Excerpted data
· · · · · · ·
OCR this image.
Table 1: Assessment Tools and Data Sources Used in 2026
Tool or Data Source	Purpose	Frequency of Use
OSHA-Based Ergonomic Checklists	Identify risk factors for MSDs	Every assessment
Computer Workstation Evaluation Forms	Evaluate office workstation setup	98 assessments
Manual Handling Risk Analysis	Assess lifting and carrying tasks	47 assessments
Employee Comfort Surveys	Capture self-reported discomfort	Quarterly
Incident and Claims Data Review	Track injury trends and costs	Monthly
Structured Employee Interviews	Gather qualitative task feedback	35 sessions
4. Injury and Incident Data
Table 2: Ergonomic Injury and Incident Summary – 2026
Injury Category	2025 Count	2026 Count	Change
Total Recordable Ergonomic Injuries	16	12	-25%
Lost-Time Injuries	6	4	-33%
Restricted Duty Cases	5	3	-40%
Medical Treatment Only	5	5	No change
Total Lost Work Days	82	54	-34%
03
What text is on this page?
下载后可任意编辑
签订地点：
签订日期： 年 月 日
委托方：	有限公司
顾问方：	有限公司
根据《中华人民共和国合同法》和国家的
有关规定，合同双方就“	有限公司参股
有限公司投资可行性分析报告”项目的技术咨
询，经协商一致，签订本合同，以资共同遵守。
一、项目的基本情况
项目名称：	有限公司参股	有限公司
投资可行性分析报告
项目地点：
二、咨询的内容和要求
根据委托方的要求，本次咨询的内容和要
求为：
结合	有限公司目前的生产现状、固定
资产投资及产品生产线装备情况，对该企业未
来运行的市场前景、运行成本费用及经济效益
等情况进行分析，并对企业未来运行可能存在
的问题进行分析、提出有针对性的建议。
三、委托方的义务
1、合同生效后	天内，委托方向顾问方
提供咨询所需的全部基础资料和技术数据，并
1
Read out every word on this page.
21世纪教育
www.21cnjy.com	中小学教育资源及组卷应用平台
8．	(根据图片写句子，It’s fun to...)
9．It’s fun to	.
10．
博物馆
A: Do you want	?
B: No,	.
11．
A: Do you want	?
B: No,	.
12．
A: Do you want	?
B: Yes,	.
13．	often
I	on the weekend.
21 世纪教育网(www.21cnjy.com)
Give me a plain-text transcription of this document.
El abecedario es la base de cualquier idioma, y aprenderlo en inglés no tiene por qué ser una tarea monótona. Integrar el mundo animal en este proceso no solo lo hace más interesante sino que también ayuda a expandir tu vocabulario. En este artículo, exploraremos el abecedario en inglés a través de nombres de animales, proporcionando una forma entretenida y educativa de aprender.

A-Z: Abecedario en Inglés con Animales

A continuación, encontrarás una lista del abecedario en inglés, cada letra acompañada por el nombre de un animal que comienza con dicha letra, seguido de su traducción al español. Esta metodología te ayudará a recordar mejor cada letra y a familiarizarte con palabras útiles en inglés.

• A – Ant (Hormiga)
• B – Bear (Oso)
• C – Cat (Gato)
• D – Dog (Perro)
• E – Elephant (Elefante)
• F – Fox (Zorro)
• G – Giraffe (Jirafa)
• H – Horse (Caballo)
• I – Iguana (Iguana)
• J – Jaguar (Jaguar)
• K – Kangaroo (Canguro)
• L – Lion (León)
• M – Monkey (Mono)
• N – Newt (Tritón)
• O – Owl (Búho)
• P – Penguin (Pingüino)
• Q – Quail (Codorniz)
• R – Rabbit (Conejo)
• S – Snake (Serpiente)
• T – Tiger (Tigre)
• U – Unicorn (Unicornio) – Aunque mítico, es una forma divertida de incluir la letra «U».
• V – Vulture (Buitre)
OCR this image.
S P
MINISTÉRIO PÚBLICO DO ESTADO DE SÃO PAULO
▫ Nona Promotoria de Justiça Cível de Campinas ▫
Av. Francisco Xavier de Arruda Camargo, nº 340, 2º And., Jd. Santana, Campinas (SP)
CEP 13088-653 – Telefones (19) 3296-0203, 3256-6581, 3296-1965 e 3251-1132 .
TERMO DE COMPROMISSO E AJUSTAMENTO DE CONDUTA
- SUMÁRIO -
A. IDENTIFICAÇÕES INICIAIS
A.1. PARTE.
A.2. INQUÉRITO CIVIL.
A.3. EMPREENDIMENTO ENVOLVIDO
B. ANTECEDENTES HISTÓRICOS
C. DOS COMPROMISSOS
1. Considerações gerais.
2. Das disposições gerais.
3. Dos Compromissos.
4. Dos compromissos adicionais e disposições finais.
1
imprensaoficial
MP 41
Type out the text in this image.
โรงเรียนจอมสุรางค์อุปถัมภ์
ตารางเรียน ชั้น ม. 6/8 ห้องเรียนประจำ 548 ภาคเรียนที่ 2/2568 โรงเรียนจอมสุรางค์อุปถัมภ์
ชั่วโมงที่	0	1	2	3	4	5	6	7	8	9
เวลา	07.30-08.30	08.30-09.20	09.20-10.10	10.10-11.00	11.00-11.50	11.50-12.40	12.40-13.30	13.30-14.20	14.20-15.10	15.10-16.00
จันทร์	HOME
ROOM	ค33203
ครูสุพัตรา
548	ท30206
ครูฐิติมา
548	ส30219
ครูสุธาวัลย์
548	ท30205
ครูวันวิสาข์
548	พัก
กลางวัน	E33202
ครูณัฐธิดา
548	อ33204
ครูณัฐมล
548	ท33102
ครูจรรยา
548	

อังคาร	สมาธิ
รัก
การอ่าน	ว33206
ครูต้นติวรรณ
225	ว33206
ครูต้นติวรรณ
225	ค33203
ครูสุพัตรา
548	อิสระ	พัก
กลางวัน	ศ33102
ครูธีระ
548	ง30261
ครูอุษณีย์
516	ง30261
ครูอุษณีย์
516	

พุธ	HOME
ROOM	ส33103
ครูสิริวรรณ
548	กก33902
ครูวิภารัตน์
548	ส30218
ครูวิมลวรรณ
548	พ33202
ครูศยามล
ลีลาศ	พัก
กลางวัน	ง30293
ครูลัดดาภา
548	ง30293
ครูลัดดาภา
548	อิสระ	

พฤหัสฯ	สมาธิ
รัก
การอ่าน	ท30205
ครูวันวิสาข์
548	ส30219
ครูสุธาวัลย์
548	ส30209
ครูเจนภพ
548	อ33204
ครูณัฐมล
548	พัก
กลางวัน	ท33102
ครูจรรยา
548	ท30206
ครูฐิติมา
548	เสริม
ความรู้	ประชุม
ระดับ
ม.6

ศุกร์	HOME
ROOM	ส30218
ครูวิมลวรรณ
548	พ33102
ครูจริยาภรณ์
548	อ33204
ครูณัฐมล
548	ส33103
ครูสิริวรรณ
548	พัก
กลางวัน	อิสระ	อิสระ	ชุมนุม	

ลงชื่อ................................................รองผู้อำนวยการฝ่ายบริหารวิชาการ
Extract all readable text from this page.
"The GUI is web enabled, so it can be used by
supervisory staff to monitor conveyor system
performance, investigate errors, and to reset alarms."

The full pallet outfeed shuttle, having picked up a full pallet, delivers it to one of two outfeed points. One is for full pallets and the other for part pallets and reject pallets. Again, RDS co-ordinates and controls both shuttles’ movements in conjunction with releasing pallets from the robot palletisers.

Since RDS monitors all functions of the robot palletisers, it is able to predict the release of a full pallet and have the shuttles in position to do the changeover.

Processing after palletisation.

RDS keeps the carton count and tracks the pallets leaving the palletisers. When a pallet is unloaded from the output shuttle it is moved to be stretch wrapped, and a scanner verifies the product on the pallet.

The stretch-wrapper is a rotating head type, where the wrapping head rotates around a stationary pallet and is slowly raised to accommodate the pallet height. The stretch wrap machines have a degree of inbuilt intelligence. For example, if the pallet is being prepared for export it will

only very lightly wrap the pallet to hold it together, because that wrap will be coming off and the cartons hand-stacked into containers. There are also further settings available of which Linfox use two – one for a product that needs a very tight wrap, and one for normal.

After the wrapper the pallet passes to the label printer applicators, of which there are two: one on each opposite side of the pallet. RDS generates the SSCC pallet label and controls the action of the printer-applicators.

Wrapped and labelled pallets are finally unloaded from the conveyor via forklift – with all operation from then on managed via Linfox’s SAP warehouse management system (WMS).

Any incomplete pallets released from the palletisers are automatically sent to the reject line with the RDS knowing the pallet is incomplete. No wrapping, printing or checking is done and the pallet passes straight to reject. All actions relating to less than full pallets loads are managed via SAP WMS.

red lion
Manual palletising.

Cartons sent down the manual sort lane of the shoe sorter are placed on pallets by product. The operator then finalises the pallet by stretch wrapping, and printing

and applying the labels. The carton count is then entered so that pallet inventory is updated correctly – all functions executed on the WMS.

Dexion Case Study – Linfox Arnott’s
· · · · · · ·
What you need to do
Gather every line from the listing above in which the word "disposições" appears.

Result of the exercise
2. Das disposições gerais.
4. Dos compromissos adicionais e disposições finais.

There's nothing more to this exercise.